Exercise directions: From the listing, collect all lines containing the word "passage".

--- START ---

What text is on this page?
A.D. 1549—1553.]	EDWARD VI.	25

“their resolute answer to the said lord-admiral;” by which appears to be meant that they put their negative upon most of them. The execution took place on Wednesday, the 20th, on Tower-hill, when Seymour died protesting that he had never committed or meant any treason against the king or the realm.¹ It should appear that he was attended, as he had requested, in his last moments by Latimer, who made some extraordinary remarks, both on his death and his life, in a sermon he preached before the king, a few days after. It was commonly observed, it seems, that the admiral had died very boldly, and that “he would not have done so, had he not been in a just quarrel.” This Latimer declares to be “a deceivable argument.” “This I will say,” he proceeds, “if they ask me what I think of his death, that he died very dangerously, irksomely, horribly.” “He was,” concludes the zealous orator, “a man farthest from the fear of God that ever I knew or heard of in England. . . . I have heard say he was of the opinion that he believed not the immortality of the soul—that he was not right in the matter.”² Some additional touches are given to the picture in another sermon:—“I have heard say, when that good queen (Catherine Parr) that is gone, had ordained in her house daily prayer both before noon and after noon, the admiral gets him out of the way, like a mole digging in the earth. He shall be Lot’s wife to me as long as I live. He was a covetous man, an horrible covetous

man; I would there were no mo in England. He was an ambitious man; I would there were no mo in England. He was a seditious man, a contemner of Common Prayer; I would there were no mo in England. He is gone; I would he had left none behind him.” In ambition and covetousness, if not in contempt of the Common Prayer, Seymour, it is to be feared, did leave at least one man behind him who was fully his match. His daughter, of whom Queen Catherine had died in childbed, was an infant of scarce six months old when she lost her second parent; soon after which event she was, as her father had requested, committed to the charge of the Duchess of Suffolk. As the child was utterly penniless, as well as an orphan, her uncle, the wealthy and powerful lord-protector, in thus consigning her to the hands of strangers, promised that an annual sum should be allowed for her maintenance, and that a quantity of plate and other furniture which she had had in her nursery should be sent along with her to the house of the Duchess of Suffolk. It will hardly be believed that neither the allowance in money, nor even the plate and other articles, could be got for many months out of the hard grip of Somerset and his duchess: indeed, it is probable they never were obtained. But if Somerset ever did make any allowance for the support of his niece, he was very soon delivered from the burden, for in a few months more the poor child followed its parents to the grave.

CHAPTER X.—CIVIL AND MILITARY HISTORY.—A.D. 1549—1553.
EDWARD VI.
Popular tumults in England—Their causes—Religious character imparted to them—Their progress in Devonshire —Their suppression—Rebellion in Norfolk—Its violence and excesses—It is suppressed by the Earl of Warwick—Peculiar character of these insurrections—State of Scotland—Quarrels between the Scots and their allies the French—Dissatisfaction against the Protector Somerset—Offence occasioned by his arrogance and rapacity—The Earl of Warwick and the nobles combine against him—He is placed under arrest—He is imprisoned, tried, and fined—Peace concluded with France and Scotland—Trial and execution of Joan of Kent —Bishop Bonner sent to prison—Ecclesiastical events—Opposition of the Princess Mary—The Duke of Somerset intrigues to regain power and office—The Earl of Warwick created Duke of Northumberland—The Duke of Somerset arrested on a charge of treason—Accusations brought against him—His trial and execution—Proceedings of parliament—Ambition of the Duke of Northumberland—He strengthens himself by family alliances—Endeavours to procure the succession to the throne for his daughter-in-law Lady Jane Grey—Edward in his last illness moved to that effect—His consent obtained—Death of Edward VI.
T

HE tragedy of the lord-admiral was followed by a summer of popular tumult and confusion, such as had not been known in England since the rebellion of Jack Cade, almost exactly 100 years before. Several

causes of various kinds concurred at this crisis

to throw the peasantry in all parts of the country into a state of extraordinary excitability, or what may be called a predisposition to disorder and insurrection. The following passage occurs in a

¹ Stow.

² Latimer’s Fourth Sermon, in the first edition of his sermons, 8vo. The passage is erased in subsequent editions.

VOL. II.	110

--- END ---

Final result:
to throw the peasantry in all parts of the country into a state of extraordinary excitability, or what may be called a predisposition to disorder and insurrection. The following passage occurs in a
² Latimer’s Fourth Sermon, in the first edition of his sermons, 8vo. The passage is erased in subsequent editions.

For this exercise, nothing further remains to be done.